[Stored dataset items]
>>>>
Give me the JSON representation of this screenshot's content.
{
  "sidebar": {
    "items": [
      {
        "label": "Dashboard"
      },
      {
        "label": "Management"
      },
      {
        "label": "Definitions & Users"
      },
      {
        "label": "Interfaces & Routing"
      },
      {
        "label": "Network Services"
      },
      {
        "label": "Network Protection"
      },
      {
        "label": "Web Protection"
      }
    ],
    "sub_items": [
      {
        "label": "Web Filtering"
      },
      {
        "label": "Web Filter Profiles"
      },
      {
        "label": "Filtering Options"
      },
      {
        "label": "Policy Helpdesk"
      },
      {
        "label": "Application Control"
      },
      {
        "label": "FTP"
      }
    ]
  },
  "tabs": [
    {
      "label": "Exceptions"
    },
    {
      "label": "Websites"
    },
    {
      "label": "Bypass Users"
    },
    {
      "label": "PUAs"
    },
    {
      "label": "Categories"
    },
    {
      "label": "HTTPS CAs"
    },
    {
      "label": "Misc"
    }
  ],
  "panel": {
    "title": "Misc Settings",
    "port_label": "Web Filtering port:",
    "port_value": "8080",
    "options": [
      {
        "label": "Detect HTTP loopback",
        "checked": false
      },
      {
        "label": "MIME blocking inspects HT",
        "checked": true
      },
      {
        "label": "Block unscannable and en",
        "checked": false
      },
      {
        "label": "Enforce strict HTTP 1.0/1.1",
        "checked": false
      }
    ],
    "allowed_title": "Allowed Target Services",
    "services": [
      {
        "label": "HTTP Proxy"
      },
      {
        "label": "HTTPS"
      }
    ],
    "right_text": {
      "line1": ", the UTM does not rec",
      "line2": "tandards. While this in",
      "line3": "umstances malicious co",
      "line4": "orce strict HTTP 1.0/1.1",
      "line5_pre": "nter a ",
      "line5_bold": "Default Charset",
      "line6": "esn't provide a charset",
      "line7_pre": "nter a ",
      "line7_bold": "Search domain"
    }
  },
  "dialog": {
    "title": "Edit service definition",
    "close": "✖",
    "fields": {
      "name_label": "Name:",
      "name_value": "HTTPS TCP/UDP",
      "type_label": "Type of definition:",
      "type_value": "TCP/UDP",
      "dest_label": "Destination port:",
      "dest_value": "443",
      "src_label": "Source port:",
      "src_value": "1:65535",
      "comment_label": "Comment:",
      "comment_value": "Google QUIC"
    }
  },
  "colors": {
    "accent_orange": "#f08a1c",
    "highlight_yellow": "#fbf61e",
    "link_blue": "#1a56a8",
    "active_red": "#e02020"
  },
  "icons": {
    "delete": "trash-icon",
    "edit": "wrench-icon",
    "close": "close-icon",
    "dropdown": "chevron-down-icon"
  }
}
<<<<
What to work on: Scan the material and collect every line that contains "Users".

Final result:
        "label": "Definitions & Users"
      "label": "Bypass Users"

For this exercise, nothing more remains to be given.